Keep only those lines of the records that include the string "hiánya".

○ ○ ○ ○ ○

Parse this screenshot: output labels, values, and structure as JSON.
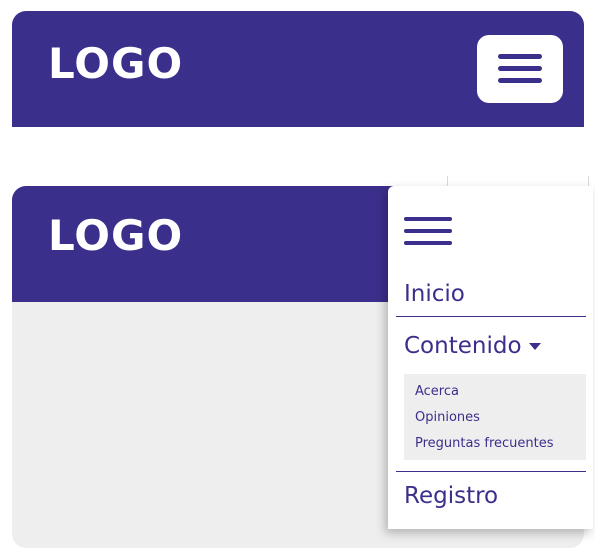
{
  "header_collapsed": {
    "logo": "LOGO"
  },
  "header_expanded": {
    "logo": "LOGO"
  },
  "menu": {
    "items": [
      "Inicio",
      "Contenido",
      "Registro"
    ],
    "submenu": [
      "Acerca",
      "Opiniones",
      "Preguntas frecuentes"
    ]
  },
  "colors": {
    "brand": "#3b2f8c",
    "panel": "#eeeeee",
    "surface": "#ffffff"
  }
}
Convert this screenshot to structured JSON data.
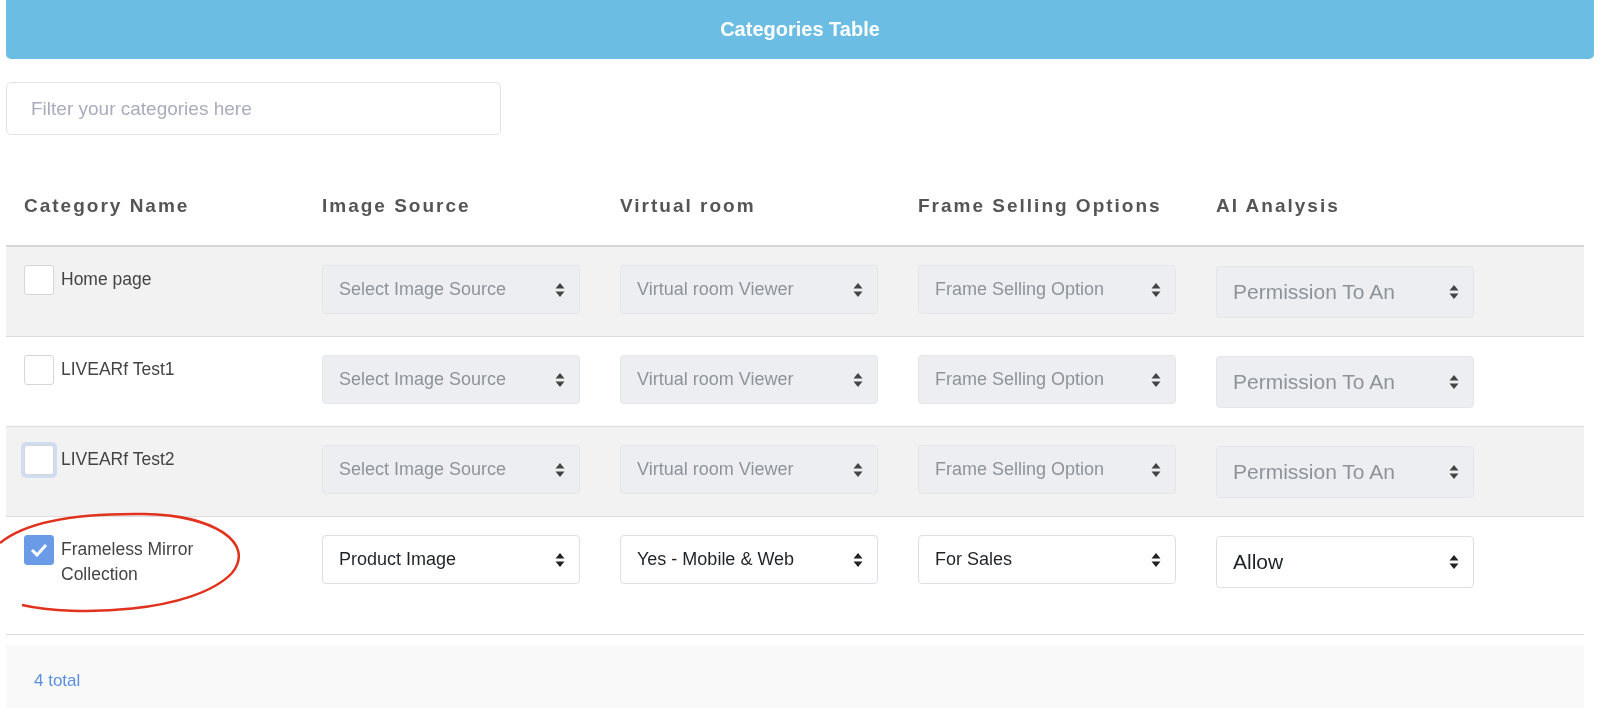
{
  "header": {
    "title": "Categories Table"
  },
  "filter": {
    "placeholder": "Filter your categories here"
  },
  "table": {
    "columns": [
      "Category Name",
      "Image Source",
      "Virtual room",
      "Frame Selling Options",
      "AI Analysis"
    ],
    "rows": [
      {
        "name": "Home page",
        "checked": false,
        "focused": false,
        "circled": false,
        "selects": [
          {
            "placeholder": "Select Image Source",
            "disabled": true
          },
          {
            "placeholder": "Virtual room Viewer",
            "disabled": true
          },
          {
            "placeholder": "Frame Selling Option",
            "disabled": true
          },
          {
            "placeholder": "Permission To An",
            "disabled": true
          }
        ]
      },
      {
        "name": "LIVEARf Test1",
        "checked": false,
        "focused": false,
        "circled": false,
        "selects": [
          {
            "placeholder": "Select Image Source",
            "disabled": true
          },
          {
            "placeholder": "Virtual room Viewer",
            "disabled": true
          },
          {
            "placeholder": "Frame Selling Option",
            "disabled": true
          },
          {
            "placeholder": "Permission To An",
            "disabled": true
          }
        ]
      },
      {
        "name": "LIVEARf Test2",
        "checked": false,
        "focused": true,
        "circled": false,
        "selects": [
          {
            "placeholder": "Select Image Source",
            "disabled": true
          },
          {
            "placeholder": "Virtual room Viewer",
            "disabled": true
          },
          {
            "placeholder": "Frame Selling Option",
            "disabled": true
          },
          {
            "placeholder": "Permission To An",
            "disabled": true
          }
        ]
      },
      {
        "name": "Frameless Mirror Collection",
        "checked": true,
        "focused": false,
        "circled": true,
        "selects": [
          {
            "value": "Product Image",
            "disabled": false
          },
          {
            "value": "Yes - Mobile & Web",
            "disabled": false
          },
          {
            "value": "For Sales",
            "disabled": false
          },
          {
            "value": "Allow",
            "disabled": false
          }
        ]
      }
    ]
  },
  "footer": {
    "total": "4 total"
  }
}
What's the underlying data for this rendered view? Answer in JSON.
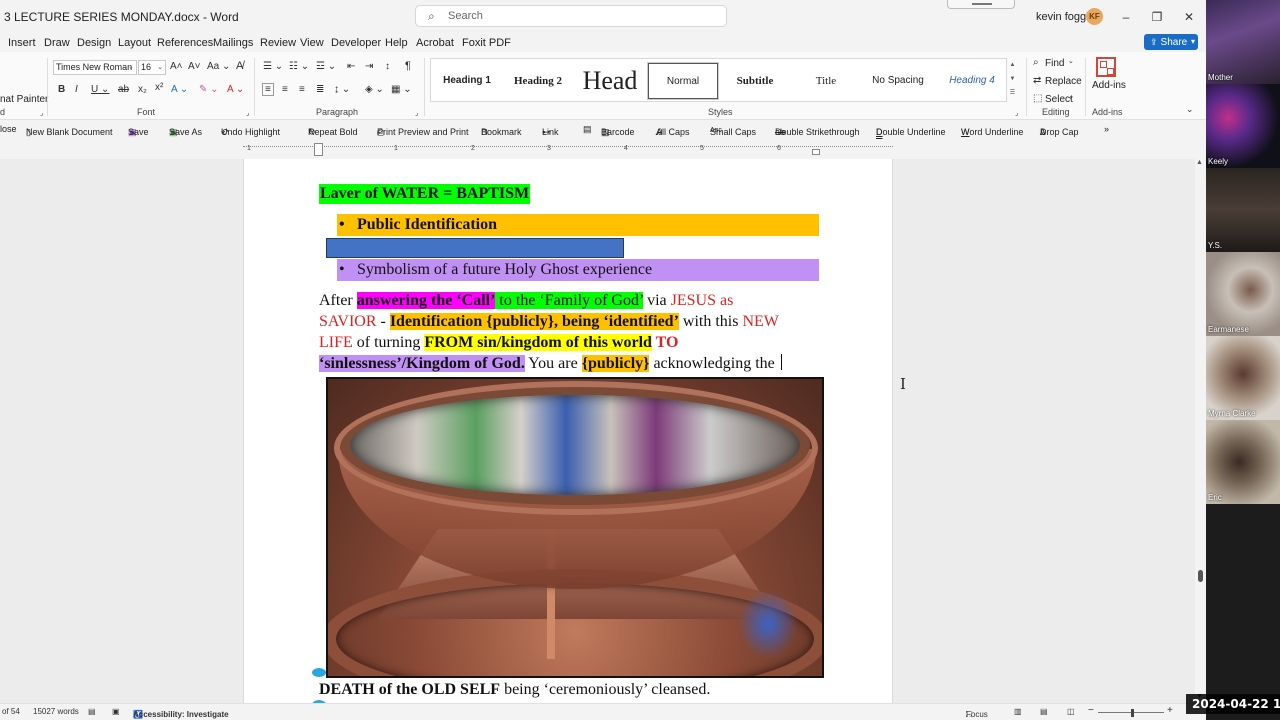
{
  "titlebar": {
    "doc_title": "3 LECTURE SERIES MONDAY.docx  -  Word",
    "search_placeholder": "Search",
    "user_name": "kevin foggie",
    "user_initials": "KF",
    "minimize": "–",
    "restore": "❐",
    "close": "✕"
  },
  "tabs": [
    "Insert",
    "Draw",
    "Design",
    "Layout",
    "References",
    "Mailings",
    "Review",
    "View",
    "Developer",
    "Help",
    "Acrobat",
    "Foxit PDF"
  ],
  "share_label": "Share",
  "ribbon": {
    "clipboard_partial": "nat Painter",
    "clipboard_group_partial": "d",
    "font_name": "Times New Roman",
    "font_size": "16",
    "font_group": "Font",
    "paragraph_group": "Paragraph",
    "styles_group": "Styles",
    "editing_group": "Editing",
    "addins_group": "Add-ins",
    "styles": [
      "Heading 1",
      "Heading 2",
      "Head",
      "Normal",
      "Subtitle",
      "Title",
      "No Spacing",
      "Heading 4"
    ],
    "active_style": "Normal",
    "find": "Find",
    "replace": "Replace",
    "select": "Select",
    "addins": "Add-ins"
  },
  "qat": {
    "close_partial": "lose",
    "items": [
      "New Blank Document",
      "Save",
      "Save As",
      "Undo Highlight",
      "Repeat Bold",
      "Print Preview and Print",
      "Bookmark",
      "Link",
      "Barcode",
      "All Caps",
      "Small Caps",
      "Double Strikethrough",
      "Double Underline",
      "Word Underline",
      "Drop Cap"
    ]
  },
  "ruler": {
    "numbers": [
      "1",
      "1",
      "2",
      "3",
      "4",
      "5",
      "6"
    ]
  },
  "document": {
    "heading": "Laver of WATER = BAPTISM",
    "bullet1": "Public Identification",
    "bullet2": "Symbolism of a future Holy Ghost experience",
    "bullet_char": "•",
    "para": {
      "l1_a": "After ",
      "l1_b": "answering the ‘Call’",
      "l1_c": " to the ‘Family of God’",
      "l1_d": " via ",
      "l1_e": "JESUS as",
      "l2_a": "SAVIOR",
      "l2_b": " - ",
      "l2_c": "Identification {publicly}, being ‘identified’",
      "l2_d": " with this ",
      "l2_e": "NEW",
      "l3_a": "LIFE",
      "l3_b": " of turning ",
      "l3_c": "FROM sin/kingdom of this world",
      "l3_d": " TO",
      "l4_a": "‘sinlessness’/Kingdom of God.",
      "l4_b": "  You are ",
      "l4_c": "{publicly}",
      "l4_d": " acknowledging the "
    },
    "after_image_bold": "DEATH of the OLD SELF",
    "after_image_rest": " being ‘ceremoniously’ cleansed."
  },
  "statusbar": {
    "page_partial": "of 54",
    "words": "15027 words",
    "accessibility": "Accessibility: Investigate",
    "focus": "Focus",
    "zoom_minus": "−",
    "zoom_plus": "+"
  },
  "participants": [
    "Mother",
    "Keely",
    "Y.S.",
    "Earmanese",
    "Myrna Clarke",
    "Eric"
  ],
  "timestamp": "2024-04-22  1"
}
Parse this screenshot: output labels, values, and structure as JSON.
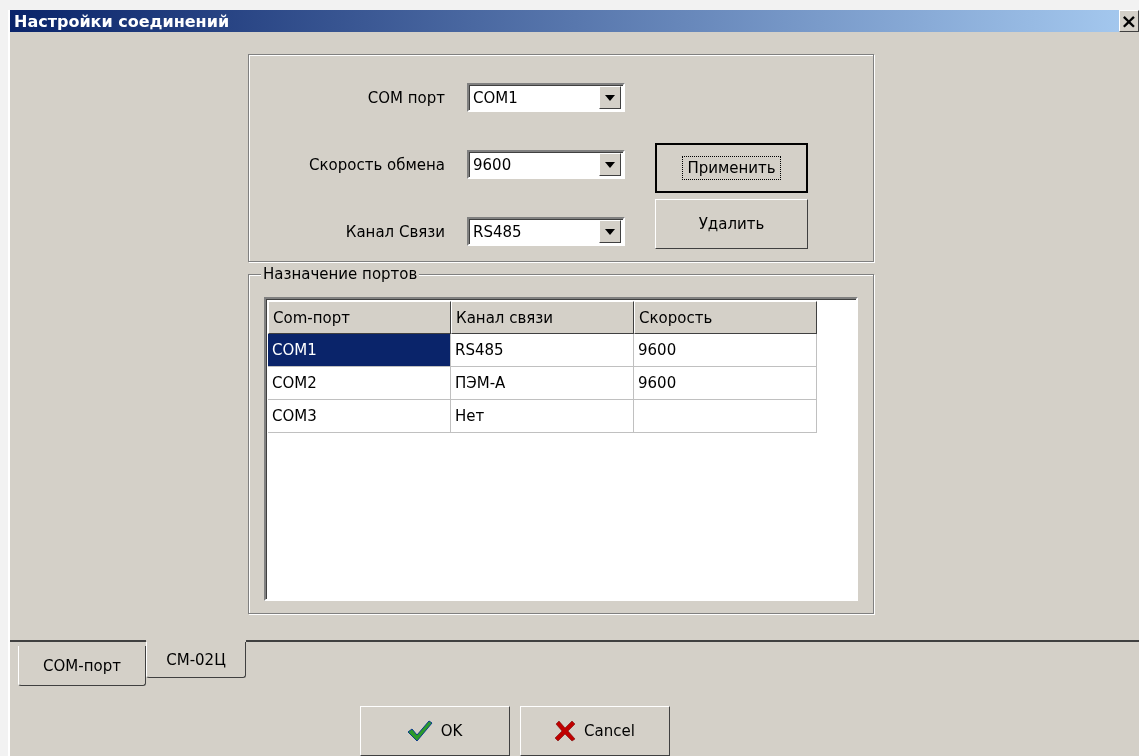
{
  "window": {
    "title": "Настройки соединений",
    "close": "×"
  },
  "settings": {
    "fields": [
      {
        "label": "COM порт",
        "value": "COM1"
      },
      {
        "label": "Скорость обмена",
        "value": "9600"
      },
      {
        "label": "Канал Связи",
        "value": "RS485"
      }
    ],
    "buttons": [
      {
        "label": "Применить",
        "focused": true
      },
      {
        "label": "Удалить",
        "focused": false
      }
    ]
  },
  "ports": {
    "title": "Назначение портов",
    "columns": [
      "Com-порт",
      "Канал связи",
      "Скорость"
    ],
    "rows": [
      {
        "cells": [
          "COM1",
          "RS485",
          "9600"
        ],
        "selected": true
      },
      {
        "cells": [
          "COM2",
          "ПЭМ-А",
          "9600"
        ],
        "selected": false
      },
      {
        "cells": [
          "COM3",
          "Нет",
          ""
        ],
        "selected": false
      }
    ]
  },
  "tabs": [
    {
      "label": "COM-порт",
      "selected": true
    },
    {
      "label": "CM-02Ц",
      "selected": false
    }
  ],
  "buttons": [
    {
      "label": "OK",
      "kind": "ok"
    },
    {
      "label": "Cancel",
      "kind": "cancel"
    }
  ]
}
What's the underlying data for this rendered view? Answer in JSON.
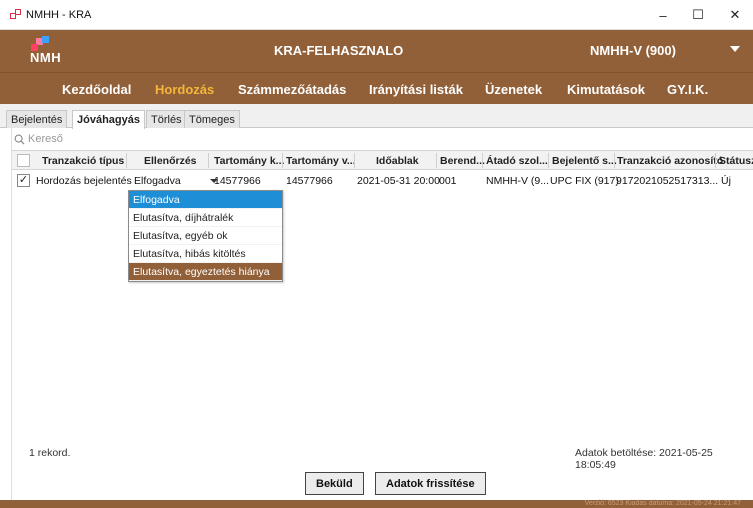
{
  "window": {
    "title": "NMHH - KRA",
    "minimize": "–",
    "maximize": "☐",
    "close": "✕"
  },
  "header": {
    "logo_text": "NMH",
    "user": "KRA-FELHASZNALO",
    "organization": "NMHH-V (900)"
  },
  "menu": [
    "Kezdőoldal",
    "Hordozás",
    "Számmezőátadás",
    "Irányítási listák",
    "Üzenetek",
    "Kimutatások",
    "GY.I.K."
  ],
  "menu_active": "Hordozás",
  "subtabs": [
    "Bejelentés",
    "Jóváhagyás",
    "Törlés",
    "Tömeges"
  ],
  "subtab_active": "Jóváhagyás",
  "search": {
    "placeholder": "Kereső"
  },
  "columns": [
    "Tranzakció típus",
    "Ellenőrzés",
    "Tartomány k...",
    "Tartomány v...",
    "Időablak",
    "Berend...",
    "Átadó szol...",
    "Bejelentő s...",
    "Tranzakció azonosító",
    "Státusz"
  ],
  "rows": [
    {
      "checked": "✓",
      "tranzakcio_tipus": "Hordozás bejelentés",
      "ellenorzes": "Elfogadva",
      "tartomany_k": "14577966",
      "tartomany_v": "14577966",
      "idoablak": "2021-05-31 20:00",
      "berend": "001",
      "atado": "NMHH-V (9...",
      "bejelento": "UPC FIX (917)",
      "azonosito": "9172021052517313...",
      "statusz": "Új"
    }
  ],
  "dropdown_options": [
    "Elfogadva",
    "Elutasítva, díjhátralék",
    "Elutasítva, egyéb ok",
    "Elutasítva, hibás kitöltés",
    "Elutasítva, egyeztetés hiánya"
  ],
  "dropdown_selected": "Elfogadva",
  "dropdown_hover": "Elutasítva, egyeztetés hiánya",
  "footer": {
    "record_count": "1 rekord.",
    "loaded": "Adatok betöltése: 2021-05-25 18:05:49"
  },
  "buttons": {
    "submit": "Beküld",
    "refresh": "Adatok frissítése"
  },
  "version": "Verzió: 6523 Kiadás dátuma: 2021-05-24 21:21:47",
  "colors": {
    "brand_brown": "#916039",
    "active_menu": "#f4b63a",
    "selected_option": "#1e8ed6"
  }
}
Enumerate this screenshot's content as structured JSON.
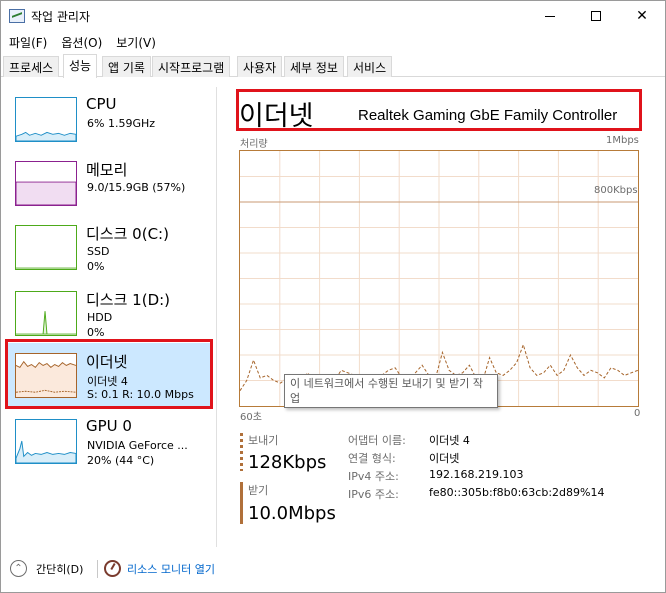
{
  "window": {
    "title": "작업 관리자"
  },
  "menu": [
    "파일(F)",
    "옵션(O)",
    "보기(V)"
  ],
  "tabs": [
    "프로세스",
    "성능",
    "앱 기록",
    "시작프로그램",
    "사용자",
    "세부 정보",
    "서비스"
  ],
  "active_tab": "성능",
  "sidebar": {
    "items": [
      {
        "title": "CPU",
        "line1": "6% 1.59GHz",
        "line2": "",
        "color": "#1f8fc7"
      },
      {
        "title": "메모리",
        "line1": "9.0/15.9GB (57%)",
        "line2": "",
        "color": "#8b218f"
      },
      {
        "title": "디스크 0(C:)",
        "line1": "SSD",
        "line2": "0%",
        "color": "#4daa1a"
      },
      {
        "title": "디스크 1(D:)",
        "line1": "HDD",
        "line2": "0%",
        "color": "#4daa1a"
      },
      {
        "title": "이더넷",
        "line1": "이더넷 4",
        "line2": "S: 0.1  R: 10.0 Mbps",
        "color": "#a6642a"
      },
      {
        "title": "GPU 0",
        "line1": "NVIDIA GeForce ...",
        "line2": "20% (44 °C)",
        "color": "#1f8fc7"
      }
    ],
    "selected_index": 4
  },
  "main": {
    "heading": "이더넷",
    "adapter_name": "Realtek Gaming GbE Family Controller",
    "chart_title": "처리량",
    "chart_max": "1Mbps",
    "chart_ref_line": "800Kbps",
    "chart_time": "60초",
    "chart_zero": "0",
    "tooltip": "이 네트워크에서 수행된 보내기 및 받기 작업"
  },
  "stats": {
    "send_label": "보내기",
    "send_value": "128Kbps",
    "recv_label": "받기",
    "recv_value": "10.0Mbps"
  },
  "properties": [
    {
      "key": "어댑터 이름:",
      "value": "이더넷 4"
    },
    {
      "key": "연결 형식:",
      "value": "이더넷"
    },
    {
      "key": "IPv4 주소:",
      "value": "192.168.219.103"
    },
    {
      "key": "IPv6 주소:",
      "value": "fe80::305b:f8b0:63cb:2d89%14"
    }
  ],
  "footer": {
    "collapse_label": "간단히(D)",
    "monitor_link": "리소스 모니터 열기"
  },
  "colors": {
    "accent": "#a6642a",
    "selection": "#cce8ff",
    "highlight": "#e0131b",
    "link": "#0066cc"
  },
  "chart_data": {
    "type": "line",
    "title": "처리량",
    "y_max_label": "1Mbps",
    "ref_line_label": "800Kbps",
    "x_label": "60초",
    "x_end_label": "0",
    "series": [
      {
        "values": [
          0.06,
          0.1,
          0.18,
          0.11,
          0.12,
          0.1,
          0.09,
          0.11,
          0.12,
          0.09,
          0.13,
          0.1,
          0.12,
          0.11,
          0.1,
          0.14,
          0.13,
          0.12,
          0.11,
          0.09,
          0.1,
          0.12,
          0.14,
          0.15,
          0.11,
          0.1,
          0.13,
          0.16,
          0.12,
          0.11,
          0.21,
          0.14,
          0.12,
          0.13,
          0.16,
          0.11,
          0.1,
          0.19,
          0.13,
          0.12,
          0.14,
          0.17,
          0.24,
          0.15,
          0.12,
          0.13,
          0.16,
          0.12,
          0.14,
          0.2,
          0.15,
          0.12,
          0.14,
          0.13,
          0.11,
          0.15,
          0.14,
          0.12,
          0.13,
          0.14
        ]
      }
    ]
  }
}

○ ○ ○ ○ ○

Result of this exercise =>
    "Elutasítva, egyeztetés hiánya"
  "dropdown_hover": "Elutasítva, egyeztetés hiánya",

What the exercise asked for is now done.